***** MATERIALS PROVIDED
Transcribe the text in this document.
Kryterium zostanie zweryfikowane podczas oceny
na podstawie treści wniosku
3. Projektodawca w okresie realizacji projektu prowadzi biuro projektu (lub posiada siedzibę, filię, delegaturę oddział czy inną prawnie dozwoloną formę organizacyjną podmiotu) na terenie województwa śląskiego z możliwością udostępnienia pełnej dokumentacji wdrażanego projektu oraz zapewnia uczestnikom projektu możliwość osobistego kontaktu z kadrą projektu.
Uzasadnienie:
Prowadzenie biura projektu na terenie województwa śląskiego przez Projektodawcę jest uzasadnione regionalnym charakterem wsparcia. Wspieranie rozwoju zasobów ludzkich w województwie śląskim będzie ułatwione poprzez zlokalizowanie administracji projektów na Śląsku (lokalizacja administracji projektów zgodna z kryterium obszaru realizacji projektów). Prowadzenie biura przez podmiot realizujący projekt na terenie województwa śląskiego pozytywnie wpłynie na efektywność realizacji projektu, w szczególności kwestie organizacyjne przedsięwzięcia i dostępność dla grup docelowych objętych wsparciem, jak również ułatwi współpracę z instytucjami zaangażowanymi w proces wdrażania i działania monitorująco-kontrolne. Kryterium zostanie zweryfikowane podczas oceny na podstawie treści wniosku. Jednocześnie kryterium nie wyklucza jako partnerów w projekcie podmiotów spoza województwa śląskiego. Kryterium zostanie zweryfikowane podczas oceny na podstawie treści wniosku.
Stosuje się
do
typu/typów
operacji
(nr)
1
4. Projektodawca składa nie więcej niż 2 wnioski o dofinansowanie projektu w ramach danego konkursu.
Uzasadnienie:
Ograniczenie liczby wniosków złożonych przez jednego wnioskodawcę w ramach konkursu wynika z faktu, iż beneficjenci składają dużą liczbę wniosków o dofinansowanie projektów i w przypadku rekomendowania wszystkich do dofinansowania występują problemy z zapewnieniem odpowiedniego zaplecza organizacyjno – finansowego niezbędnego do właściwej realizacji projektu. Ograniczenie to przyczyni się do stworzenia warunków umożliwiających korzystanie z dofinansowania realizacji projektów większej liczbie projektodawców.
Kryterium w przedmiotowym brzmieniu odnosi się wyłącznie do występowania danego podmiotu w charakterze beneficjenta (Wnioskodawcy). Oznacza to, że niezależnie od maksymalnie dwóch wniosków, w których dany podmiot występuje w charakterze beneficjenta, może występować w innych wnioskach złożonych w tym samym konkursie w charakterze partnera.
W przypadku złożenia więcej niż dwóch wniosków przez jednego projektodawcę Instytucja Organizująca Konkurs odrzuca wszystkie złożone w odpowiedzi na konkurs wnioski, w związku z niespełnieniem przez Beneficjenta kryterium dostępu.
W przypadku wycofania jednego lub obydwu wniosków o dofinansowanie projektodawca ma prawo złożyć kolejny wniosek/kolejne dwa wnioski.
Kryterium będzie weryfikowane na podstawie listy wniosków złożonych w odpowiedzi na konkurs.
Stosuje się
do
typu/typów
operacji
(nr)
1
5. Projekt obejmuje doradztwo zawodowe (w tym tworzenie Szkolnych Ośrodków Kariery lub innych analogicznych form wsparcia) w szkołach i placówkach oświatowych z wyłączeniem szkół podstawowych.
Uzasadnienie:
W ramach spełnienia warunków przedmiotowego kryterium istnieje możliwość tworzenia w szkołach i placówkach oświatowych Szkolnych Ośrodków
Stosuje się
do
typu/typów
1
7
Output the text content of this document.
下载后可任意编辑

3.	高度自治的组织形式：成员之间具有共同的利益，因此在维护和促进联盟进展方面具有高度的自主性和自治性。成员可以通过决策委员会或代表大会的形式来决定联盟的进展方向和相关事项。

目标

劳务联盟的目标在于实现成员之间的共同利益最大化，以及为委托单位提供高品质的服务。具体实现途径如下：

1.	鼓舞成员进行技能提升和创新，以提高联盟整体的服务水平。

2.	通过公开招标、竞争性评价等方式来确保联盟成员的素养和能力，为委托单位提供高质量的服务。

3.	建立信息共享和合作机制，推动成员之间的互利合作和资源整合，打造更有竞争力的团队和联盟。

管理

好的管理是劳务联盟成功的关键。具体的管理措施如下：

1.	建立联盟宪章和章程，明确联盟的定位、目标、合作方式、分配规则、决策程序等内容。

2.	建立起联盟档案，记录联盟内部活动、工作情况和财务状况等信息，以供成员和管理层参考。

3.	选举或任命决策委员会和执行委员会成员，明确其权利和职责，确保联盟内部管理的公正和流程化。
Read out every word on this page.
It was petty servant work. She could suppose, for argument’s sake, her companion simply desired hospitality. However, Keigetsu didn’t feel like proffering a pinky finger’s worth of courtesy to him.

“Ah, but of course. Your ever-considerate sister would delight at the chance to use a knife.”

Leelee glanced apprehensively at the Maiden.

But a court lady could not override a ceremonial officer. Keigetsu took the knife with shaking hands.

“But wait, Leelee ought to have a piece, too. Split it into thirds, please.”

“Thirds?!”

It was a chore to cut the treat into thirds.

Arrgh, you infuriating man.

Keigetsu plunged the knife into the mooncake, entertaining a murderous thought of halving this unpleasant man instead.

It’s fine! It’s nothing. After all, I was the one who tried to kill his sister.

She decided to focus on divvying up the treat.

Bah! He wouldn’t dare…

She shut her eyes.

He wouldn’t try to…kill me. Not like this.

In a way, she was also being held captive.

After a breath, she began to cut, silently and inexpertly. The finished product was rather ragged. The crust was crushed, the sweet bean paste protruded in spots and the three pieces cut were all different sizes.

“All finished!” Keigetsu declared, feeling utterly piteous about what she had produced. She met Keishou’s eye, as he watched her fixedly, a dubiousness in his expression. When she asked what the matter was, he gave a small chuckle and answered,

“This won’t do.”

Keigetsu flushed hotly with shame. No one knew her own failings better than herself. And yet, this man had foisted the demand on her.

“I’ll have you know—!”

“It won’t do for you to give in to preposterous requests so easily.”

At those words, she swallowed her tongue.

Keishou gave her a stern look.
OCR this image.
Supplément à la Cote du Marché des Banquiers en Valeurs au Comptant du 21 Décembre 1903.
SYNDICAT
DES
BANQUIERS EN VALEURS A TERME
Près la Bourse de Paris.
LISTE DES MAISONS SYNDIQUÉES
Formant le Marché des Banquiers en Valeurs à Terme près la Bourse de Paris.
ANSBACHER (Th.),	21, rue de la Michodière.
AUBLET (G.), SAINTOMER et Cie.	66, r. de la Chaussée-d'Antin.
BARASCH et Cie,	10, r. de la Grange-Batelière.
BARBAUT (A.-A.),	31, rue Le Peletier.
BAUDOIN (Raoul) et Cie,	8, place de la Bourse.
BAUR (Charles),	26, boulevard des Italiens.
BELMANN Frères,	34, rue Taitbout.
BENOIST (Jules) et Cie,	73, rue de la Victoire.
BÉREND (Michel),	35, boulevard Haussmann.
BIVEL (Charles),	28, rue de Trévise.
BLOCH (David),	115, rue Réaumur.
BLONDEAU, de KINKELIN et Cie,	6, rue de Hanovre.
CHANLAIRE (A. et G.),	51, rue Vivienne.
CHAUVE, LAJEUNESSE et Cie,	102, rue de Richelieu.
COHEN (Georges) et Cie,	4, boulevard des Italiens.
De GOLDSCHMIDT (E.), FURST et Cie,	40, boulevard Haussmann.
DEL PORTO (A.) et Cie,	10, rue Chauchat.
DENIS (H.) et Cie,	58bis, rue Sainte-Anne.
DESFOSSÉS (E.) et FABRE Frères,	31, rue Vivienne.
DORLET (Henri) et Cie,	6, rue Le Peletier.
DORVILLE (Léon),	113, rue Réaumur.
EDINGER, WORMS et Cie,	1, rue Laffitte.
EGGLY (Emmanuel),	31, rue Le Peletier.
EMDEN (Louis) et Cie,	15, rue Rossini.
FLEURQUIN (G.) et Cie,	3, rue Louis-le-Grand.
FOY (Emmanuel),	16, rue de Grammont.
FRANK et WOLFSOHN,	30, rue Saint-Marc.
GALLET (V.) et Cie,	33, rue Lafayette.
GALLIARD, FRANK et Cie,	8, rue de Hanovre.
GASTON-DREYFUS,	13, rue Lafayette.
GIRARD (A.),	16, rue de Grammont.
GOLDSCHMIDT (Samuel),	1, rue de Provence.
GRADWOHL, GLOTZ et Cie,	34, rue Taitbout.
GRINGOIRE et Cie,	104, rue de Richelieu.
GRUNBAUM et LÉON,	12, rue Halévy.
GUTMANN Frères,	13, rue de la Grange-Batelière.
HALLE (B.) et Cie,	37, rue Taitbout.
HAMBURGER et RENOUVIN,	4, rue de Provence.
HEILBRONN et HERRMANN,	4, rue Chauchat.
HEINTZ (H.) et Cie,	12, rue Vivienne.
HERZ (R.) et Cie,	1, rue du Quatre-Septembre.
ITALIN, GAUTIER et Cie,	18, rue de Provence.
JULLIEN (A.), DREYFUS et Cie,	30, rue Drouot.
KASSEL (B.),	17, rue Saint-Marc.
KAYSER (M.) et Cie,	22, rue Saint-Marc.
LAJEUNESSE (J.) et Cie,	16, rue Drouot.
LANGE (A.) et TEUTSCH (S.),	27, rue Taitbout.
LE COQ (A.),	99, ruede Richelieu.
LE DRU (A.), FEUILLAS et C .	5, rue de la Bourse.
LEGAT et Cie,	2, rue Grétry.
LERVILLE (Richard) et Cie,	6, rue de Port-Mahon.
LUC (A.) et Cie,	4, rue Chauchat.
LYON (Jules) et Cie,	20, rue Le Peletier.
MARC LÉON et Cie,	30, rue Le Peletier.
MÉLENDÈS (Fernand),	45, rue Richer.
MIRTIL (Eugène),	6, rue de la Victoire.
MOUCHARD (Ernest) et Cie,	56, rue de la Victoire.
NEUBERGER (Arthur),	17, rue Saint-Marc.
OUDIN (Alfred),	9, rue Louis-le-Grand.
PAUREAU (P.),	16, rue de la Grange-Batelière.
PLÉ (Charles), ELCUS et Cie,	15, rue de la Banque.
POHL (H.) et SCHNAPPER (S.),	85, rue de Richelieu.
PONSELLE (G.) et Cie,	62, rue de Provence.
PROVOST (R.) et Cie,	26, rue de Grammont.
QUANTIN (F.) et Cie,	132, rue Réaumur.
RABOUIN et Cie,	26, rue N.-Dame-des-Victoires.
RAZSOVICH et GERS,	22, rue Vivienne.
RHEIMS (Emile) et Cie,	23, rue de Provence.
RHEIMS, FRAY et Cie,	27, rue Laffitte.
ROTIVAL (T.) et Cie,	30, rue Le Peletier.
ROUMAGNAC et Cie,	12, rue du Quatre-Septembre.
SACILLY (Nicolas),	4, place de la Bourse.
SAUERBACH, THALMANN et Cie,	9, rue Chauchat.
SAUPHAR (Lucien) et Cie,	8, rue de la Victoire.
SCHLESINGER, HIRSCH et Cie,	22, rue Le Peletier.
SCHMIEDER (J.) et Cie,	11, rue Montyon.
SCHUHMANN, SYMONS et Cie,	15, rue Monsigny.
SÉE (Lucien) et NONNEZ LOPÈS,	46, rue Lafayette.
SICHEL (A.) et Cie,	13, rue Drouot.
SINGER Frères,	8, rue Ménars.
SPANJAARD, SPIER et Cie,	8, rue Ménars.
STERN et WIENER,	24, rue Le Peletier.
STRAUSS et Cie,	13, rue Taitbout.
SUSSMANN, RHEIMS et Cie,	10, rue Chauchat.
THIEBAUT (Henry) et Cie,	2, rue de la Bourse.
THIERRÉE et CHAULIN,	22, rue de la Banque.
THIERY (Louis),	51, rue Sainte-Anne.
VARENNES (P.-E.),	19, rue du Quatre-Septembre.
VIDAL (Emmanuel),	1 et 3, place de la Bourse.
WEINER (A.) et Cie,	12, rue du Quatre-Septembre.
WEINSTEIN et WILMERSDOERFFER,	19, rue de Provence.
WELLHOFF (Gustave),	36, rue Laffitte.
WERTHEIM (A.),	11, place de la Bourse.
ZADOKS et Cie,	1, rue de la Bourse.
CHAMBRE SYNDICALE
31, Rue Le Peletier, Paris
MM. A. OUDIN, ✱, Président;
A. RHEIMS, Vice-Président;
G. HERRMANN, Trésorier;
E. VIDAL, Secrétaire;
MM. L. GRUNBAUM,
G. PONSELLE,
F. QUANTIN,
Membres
**********
Say, as a bare number, how many lines in the entries above include the string "with".

THE ANSWER
2